WHAT TO WORK ON:
Write out each entry, exactly the way it appears.

[Start of SUPPLIED MATERIAL]

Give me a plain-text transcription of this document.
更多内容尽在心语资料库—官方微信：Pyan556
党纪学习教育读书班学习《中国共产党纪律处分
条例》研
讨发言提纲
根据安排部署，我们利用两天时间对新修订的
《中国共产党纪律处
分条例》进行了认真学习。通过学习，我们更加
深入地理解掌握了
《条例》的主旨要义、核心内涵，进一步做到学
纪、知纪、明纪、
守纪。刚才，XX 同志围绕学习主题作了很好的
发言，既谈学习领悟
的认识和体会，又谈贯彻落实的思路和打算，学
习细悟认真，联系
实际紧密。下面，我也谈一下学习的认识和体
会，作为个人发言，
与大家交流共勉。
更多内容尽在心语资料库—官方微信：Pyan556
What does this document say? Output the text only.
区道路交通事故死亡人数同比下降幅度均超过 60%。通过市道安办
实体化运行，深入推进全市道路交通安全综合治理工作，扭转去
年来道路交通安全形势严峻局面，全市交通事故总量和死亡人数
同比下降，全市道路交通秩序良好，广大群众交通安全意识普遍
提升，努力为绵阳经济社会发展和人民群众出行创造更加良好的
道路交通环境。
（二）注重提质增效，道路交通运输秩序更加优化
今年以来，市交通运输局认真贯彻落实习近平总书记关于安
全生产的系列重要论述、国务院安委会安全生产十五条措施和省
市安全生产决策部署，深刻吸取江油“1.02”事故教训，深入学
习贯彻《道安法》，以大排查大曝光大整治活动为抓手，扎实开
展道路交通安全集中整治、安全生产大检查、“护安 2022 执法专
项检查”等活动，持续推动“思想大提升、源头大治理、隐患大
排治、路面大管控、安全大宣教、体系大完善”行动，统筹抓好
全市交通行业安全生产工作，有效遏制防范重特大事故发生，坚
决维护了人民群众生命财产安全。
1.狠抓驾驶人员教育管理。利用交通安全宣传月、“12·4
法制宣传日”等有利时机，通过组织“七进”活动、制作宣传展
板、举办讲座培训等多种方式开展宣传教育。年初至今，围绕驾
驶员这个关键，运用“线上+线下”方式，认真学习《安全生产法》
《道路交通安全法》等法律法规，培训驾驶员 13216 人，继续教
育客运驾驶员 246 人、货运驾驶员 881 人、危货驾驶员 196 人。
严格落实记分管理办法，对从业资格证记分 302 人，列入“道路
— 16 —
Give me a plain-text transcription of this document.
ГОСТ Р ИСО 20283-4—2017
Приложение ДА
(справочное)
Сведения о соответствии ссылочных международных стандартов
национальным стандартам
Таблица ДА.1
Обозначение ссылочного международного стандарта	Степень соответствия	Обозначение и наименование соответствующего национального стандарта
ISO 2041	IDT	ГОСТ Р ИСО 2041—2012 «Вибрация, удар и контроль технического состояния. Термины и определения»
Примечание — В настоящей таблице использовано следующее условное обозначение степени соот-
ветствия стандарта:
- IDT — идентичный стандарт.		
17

[End of SUPPLIED MATERIAL]

OUTPUT FOR THIS TASK:
Give me a plain-text transcription of this document.
更多内容尽在心语资料库—官方微信：Pyan556
党纪学习教育读书班学习《中国共产党纪律处分
条例》研
讨发言提纲
根据安排部署，我们利用两天时间对新修订的
《中国共产党纪律处
分条例》进行了认真学习。通过学习，我们更加
深入地理解掌握了
《条例》的主旨要义、核心内涵，进一步做到学
纪、知纪、明纪、
守纪。刚才，XX 同志围绕学习主题作了很好的
发言，既谈学习领悟
的认识和体会，又谈贯彻落实的思路和打算，学
习细悟认真，联系
实际紧密。下面，我也谈一下学习的认识和体
会，作为个人发言，
与大家交流共勉。
更多内容尽在心语资料库—官方微信：Pyan556
What does this document say? Output the text only.
区道路交通事故死亡人数同比下降幅度均超过 60%。通过市道安办
实体化运行，深入推进全市道路交通安全综合治理工作，扭转去
年来道路交通安全形势严峻局面，全市交通事故总量和死亡人数
同比下降，全市道路交通秩序良好，广大群众交通安全意识普遍
提升，努力为绵阳经济社会发展和人民群众出行创造更加良好的
道路交通环境。
（二）注重提质增效，道路交通运输秩序更加优化
今年以来，市交通运输局认真贯彻落实习近平总书记关于安
全生产的系列重要论述、国务院安委会安全生产十五条措施和省
市安全生产决策部署，深刻吸取江油“1.02”事故教训，深入学
习贯彻《道安法》，以大排查大曝光大整治活动为抓手，扎实开
展道路交通安全集中整治、安全生产大检查、“护安 2022 执法专
项检查”等活动，持续推动“思想大提升、源头大治理、隐患大
排治、路面大管控、安全大宣教、体系大完善”行动，统筹抓好
全市交通行业安全生产工作，有效遏制防范重特大事故发生，坚
决维护了人民群众生命财产安全。
1.狠抓驾驶人员教育管理。利用交通安全宣传月、“12·4
法制宣传日”等有利时机，通过组织“七进”活动、制作宣传展
板、举办讲座培训等多种方式开展宣传教育。年初至今，围绕驾
驶员这个关键，运用“线上+线下”方式，认真学习《安全生产法》
《道路交通安全法》等法律法规，培训驾驶员 13216 人，继续教
育客运驾驶员 246 人、货运驾驶员 881 人、危货驾驶员 196 人。
严格落实记分管理办法，对从业资格证记分 302 人，列入“道路
— 16 —
Give me a plain-text transcription of this document.
ГОСТ Р ИСО 20283-4—2017
Приложение ДА
(справочное)
Сведения о соответствии ссылочных международных стандартов
национальным стандартам
Таблица ДА.1
Обозначение ссылочного международного стандарта	Степень соответствия	Обозначение и наименование соответствующего национального стандарта
ISO 2041	IDT	ГОСТ Р ИСО 2041—2012 «Вибрация, удар и контроль технического состояния. Термины и определения»
Примечание — В настоящей таблице использовано следующее условное обозначение степени соот-
ветствия стандарта:
- IDT — идентичный стандарт.		
17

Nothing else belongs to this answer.